## Begin

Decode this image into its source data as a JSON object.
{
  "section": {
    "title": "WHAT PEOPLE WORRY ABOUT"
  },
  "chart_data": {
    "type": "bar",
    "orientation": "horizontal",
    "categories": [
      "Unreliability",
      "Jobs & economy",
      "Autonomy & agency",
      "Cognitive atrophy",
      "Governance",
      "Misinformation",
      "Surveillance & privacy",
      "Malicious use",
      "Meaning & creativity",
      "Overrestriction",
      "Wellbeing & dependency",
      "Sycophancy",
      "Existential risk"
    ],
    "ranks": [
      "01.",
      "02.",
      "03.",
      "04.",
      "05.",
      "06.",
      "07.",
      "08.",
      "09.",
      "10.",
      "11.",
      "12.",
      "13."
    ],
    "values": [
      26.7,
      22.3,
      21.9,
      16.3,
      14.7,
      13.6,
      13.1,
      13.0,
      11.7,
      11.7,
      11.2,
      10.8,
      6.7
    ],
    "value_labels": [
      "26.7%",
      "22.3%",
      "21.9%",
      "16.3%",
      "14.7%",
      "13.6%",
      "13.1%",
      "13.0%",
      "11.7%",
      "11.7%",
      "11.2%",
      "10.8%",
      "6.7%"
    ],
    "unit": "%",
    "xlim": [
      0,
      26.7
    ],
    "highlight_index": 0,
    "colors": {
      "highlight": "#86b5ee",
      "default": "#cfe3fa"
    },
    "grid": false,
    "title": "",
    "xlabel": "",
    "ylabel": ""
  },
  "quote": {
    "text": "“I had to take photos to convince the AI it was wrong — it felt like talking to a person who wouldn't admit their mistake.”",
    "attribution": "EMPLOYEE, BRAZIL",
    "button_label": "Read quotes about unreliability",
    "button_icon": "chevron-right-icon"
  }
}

## End
## Begin

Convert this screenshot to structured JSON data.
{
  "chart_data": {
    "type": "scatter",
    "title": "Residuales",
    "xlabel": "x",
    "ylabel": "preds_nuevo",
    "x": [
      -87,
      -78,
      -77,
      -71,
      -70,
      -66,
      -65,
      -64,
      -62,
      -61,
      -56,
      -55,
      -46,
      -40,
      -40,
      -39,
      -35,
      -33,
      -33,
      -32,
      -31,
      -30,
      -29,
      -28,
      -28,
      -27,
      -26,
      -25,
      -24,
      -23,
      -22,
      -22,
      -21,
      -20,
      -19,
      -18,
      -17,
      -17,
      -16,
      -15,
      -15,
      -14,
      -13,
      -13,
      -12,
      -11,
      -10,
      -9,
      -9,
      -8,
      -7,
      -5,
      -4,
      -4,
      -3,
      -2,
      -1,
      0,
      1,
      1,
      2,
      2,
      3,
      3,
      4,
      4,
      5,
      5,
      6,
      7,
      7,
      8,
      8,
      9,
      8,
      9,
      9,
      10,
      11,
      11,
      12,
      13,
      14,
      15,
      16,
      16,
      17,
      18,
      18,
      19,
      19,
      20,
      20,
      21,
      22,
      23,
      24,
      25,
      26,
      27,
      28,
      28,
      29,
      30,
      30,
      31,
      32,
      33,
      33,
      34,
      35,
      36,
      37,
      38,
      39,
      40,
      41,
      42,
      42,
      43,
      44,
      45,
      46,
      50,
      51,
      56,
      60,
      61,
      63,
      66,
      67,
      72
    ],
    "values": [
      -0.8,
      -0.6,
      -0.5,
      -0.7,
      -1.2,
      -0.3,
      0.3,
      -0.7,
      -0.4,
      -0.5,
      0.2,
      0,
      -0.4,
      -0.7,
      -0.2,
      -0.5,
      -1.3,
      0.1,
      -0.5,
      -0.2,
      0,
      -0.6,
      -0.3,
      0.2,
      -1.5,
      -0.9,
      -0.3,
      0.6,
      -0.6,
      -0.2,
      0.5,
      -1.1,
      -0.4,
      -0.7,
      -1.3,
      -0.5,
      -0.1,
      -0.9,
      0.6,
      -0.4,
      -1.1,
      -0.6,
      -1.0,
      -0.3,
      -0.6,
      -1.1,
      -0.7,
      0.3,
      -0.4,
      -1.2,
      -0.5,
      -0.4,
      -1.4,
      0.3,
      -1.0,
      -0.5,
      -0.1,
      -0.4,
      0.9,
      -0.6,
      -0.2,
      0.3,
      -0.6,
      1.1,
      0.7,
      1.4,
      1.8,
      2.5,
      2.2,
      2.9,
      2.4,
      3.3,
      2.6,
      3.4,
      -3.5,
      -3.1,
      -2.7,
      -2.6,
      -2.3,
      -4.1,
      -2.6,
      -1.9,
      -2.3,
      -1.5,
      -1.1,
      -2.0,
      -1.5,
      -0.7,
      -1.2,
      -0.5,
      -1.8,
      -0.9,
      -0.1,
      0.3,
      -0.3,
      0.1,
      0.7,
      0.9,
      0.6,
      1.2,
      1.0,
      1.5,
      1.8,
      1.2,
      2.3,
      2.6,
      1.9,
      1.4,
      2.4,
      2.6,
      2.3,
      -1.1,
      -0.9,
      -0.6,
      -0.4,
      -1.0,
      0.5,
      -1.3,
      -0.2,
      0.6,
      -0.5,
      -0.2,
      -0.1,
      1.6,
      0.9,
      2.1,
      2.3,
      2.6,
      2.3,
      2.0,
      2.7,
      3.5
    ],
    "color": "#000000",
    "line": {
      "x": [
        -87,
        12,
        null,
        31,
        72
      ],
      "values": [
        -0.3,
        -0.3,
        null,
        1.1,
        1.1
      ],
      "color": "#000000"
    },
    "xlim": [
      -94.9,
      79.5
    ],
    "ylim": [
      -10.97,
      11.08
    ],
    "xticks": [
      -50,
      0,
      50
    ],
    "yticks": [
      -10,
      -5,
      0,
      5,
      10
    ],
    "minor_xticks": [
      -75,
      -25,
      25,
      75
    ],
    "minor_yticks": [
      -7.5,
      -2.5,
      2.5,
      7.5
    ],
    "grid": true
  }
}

## End

**Exercise task**
Review the preceding data and report every line that includes the string "this".

**Output of the exercise**
Decode this image into its source data as a JSON object.
Convert this screenshot to structured JSON data.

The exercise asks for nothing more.